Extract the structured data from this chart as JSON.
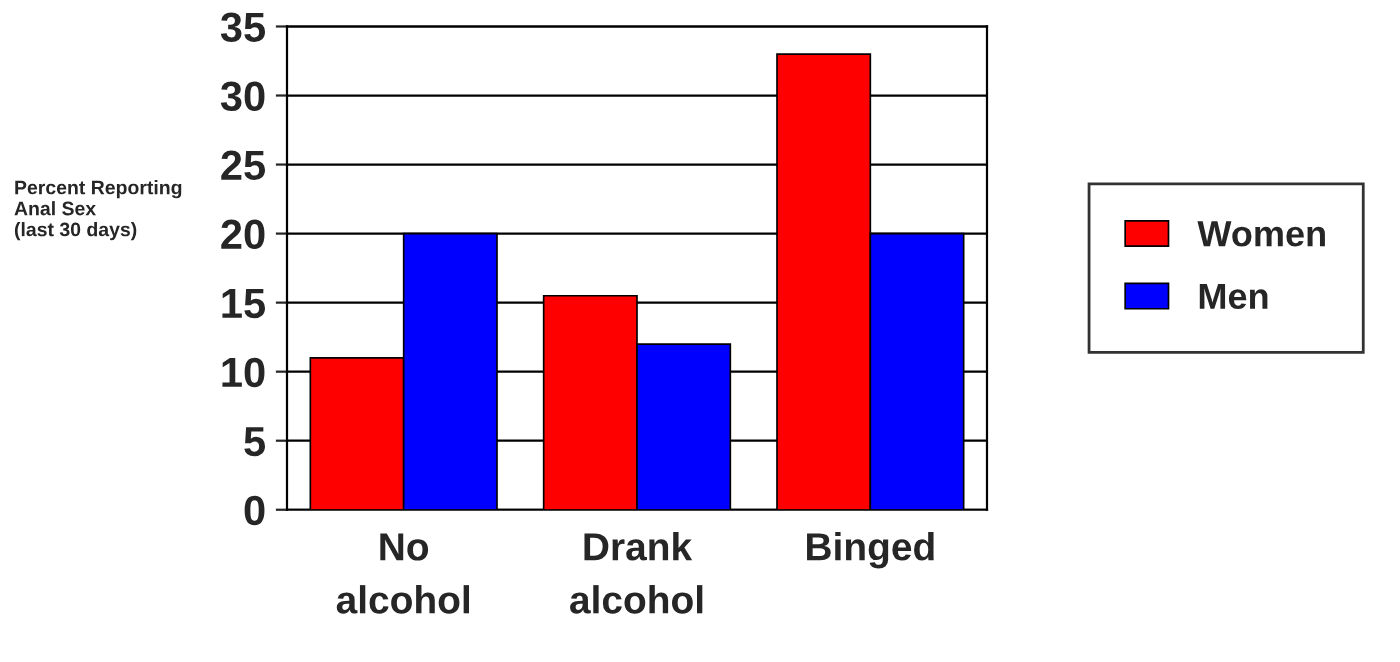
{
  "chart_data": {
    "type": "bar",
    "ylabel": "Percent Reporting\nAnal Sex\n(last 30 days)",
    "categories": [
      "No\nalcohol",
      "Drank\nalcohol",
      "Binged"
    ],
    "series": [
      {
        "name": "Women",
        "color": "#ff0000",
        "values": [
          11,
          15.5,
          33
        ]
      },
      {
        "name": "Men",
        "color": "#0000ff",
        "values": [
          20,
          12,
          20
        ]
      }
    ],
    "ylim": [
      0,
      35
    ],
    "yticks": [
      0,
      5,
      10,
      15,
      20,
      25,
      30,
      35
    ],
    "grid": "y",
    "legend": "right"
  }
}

++++

Set task:
The records above should be reproduced exactly, with no pictures included.

Correct response:
Extract the structured data from this chart as JSON.
{
  "chart_data": {
    "type": "bar",
    "ylabel": "Percent Reporting\nAnal Sex\n(last 30 days)",
    "categories": [
      "No\nalcohol",
      "Drank\nalcohol",
      "Binged"
    ],
    "series": [
      {
        "name": "Women",
        "color": "#ff0000",
        "values": [
          11,
          15.5,
          33
        ]
      },
      {
        "name": "Men",
        "color": "#0000ff",
        "values": [
          20,
          12,
          20
        ]
      }
    ],
    "ylim": [
      0,
      35
    ],
    "yticks": [
      0,
      5,
      10,
      15,
      20,
      25,
      30,
      35
    ],
    "grid": "y",
    "legend": "right"
  }
}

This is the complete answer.